◆ Aim ◆
Copy all the material below, exactly as it stands.

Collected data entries
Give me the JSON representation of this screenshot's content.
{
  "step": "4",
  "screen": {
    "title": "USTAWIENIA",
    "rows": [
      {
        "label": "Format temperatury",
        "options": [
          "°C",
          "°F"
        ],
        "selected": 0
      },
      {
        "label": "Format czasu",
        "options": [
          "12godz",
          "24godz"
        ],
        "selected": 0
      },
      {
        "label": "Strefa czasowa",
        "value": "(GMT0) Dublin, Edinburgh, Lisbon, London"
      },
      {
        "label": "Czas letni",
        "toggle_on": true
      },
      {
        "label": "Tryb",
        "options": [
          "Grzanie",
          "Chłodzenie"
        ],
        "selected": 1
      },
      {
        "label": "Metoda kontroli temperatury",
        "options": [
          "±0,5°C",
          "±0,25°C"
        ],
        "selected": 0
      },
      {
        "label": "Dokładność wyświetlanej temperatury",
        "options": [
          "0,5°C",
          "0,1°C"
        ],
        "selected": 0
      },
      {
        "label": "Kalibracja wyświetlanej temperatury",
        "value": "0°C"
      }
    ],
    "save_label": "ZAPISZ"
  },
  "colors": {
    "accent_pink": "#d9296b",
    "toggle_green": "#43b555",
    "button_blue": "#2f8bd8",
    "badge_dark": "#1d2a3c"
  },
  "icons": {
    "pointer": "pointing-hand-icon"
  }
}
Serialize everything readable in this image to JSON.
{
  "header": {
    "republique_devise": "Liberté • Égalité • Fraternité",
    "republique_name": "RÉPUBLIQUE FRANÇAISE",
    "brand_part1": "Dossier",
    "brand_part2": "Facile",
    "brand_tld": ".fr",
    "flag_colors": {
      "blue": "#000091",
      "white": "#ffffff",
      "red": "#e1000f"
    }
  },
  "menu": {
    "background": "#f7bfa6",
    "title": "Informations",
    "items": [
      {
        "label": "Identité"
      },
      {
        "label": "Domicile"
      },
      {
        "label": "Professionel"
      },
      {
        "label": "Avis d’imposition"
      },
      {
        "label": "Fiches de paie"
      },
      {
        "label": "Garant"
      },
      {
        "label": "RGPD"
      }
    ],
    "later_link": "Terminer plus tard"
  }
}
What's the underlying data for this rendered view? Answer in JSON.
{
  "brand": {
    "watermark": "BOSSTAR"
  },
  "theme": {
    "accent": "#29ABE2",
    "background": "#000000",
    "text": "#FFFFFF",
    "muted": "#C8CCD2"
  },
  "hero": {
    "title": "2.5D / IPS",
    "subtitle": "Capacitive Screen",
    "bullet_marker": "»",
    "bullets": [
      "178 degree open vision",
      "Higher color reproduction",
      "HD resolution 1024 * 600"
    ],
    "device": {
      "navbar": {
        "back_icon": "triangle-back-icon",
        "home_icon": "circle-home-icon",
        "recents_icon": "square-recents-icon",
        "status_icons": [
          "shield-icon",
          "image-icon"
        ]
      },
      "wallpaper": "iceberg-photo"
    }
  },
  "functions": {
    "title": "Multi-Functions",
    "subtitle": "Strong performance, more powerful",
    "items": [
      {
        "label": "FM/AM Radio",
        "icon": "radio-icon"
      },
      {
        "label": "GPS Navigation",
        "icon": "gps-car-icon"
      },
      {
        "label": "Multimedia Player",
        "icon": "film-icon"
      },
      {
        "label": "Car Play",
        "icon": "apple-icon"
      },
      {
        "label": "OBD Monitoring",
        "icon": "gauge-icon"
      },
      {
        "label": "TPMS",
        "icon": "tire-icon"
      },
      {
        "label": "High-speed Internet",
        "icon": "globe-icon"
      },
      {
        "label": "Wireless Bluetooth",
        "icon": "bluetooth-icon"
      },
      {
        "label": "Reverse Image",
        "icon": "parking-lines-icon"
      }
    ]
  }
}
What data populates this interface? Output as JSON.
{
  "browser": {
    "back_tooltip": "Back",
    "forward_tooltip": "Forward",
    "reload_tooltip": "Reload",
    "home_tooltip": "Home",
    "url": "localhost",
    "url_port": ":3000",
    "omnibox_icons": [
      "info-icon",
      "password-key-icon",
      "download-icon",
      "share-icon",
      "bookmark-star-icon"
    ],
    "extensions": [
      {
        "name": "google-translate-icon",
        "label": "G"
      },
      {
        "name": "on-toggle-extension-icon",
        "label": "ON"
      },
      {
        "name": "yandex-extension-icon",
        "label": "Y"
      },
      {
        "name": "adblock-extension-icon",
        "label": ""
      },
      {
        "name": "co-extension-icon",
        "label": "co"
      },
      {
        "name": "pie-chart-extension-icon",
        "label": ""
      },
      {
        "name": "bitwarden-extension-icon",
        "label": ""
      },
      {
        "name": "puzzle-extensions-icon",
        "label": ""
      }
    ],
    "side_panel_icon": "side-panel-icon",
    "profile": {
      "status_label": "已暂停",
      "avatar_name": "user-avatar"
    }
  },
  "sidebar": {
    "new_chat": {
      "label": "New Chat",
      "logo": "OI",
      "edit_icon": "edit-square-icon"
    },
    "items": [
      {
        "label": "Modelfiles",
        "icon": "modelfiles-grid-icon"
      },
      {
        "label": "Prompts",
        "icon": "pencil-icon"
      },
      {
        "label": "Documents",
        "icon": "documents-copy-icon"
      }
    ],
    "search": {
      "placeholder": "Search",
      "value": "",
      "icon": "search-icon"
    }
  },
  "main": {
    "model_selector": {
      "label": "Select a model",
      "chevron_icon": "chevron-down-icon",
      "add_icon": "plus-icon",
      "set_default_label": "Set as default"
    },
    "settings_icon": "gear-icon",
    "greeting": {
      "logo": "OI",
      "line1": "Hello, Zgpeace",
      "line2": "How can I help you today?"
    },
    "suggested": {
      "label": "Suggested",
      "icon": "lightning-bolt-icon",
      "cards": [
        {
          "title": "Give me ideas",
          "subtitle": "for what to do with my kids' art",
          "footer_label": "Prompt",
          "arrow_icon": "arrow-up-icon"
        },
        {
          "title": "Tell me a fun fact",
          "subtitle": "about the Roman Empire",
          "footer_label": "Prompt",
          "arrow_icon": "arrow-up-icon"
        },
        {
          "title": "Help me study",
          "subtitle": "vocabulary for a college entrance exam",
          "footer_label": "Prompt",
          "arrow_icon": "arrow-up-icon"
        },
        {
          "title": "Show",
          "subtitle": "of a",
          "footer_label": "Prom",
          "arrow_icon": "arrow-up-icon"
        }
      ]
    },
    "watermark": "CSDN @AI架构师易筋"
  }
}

◆ Expected answer ◆
Give me the JSON representation of this screenshot's content.
{
  "step": "4",
  "screen": {
    "title": "USTAWIENIA",
    "rows": [
      {
        "label": "Format temperatury",
        "options": [
          "°C",
          "°F"
        ],
        "selected": 0
      },
      {
        "label": "Format czasu",
        "options": [
          "12godz",
          "24godz"
        ],
        "selected": 0
      },
      {
        "label": "Strefa czasowa",
        "value": "(GMT0) Dublin, Edinburgh, Lisbon, London"
      },
      {
        "label": "Czas letni",
        "toggle_on": true
      },
      {
        "label": "Tryb",
        "options": [
          "Grzanie",
          "Chłodzenie"
        ],
        "selected": 1
      },
      {
        "label": "Metoda kontroli temperatury",
        "options": [
          "±0,5°C",
          "±0,25°C"
        ],
        "selected": 0
      },
      {
        "label": "Dokładność wyświetlanej temperatury",
        "options": [
          "0,5°C",
          "0,1°C"
        ],
        "selected": 0
      },
      {
        "label": "Kalibracja wyświetlanej temperatury",
        "value": "0°C"
      }
    ],
    "save_label": "ZAPISZ"
  },
  "colors": {
    "accent_pink": "#d9296b",
    "toggle_green": "#43b555",
    "button_blue": "#2f8bd8",
    "badge_dark": "#1d2a3c"
  },
  "icons": {
    "pointer": "pointing-hand-icon"
  }
}
Serialize everything readable in this image to JSON.
{
  "header": {
    "republique_devise": "Liberté • Égalité • Fraternité",
    "republique_name": "RÉPUBLIQUE FRANÇAISE",
    "brand_part1": "Dossier",
    "brand_part2": "Facile",
    "brand_tld": ".fr",
    "flag_colors": {
      "blue": "#000091",
      "white": "#ffffff",
      "red": "#e1000f"
    }
  },
  "menu": {
    "background": "#f7bfa6",
    "title": "Informations",
    "items": [
      {
        "label": "Identité"
      },
      {
        "label": "Domicile"
      },
      {
        "label": "Professionel"
      },
      {
        "label": "Avis d’imposition"
      },
      {
        "label": "Fiches de paie"
      },
      {
        "label": "Garant"
      },
      {
        "label": "RGPD"
      }
    ],
    "later_link": "Terminer plus tard"
  }
}
What's the underlying data for this rendered view? Answer in JSON.
{
  "brand": {
    "watermark": "BOSSTAR"
  },
  "theme": {
    "accent": "#29ABE2",
    "background": "#000000",
    "text": "#FFFFFF",
    "muted": "#C8CCD2"
  },
  "hero": {
    "title": "2.5D / IPS",
    "subtitle": "Capacitive Screen",
    "bullet_marker": "»",
    "bullets": [
      "178 degree open vision",
      "Higher color reproduction",
      "HD resolution 1024 * 600"
    ],
    "device": {
      "navbar": {
        "back_icon": "triangle-back-icon",
        "home_icon": "circle-home-icon",
        "recents_icon": "square-recents-icon",
        "status_icons": [
          "shield-icon",
          "image-icon"
        ]
      },
      "wallpaper": "iceberg-photo"
    }
  },
  "functions": {
    "title": "Multi-Functions",
    "subtitle": "Strong performance, more powerful",
    "items": [
      {
        "label": "FM/AM Radio",
        "icon": "radio-icon"
      },
      {
        "label": "GPS Navigation",
        "icon": "gps-car-icon"
      },
      {
        "label": "Multimedia Player",
        "icon": "film-icon"
      },
      {
        "label": "Car Play",
        "icon": "apple-icon"
      },
      {
        "label": "OBD Monitoring",
        "icon": "gauge-icon"
      },
      {
        "label": "TPMS",
        "icon": "tire-icon"
      },
      {
        "label": "High-speed Internet",
        "icon": "globe-icon"
      },
      {
        "label": "Wireless Bluetooth",
        "icon": "bluetooth-icon"
      },
      {
        "label": "Reverse Image",
        "icon": "parking-lines-icon"
      }
    ]
  }
}
What data populates this interface? Output as JSON.
{
  "browser": {
    "back_tooltip": "Back",
    "forward_tooltip": "Forward",
    "reload_tooltip": "Reload",
    "home_tooltip": "Home",
    "url": "localhost",
    "url_port": ":3000",
    "omnibox_icons": [
      "info-icon",
      "password-key-icon",
      "download-icon",
      "share-icon",
      "bookmark-star-icon"
    ],
    "extensions": [
      {
        "name": "google-translate-icon",
        "label": "G"
      },
      {
        "name": "on-toggle-extension-icon",
        "label": "ON"
      },
      {
        "name": "yandex-extension-icon",
        "label": "Y"
      },
      {
        "name": "adblock-extension-icon",
        "label": ""
      },
      {
        "name": "co-extension-icon",
        "label": "co"
      },
      {
        "name": "pie-chart-extension-icon",
        "label": ""
      },
      {
        "name": "bitwarden-extension-icon",
        "label": ""
      },
      {
        "name": "puzzle-extensions-icon",
        "label": ""
      }
    ],
    "side_panel_icon": "side-panel-icon",
    "profile": {
      "status_label": "已暂停",
      "avatar_name": "user-avatar"
    }
  },
  "sidebar": {
    "new_chat": {
      "label": "New Chat",
      "logo": "OI",
      "edit_icon": "edit-square-icon"
    },
    "items": [
      {
        "label": "Modelfiles",
        "icon": "modelfiles-grid-icon"
      },
      {
        "label": "Prompts",
        "icon": "pencil-icon"
      },
      {
        "label": "Documents",
        "icon": "documents-copy-icon"
      }
    ],
    "search": {
      "placeholder": "Search",
      "value": "",
      "icon": "search-icon"
    }
  },
  "main": {
    "model_selector": {
      "label": "Select a model",
      "chevron_icon": "chevron-down-icon",
      "add_icon": "plus-icon",
      "set_default_label": "Set as default"
    },
    "settings_icon": "gear-icon",
    "greeting": {
      "logo": "OI",
      "line1": "Hello, Zgpeace",
      "line2": "How can I help you today?"
    },
    "suggested": {
      "label": "Suggested",
      "icon": "lightning-bolt-icon",
      "cards": [
        {
          "title": "Give me ideas",
          "subtitle": "for what to do with my kids' art",
          "footer_label": "Prompt",
          "arrow_icon": "arrow-up-icon"
        },
        {
          "title": "Tell me a fun fact",
          "subtitle": "about the Roman Empire",
          "footer_label": "Prompt",
          "arrow_icon": "arrow-up-icon"
        },
        {
          "title": "Help me study",
          "subtitle": "vocabulary for a college entrance exam",
          "footer_label": "Prompt",
          "arrow_icon": "arrow-up-icon"
        },
        {
          "title": "Show",
          "subtitle": "of a",
          "footer_label": "Prom",
          "arrow_icon": "arrow-up-icon"
        }
      ]
    },
    "watermark": "CSDN @AI架构师易筋"
  }
}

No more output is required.